Each line of the material below should be reproduced exactly.

Stored data:
________________________

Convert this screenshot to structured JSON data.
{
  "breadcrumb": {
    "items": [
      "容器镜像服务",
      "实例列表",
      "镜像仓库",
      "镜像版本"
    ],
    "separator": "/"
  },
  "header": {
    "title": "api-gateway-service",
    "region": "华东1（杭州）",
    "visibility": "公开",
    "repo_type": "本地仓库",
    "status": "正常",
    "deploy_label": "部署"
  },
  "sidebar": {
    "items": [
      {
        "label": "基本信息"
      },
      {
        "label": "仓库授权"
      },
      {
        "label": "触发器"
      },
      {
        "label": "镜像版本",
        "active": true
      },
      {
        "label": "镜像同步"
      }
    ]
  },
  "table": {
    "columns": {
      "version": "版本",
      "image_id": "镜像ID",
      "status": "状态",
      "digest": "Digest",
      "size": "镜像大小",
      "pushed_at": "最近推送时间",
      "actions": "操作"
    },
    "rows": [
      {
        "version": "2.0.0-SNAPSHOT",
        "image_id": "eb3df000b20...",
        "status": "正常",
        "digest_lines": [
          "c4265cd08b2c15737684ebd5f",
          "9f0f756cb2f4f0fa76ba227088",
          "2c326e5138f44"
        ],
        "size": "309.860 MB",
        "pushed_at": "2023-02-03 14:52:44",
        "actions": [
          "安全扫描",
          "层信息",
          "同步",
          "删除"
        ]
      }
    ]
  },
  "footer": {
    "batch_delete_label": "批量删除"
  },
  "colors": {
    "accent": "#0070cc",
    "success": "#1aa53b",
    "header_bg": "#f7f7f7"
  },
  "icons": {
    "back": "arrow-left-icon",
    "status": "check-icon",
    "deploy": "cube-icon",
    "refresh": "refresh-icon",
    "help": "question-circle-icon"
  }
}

________________________

Answer to the problem.
Convert this screenshot to structured JSON data.
{
  "breadcrumb": {
    "items": [
      "容器镜像服务",
      "实例列表",
      "镜像仓库",
      "镜像版本"
    ],
    "separator": "/"
  },
  "header": {
    "title": "api-gateway-service",
    "region": "华东1（杭州）",
    "visibility": "公开",
    "repo_type": "本地仓库",
    "status": "正常",
    "deploy_label": "部署"
  },
  "sidebar": {
    "items": [
      {
        "label": "基本信息"
      },
      {
        "label": "仓库授权"
      },
      {
        "label": "触发器"
      },
      {
        "label": "镜像版本",
        "active": true
      },
      {
        "label": "镜像同步"
      }
    ]
  },
  "table": {
    "columns": {
      "version": "版本",
      "image_id": "镜像ID",
      "status": "状态",
      "digest": "Digest",
      "size": "镜像大小",
      "pushed_at": "最近推送时间",
      "actions": "操作"
    },
    "rows": [
      {
        "version": "2.0.0-SNAPSHOT",
        "image_id": "eb3df000b20...",
        "status": "正常",
        "digest_lines": [
          "c4265cd08b2c15737684ebd5f",
          "9f0f756cb2f4f0fa76ba227088",
          "2c326e5138f44"
        ],
        "size": "309.860 MB",
        "pushed_at": "2023-02-03 14:52:44",
        "actions": [
          "安全扫描",
          "层信息",
          "同步",
          "删除"
        ]
      }
    ]
  },
  "footer": {
    "batch_delete_label": "批量删除"
  },
  "colors": {
    "accent": "#0070cc",
    "success": "#1aa53b",
    "header_bg": "#f7f7f7"
  },
  "icons": {
    "back": "arrow-left-icon",
    "status": "check-icon",
    "deploy": "cube-icon",
    "refresh": "refresh-icon",
    "help": "question-circle-icon"
  }
}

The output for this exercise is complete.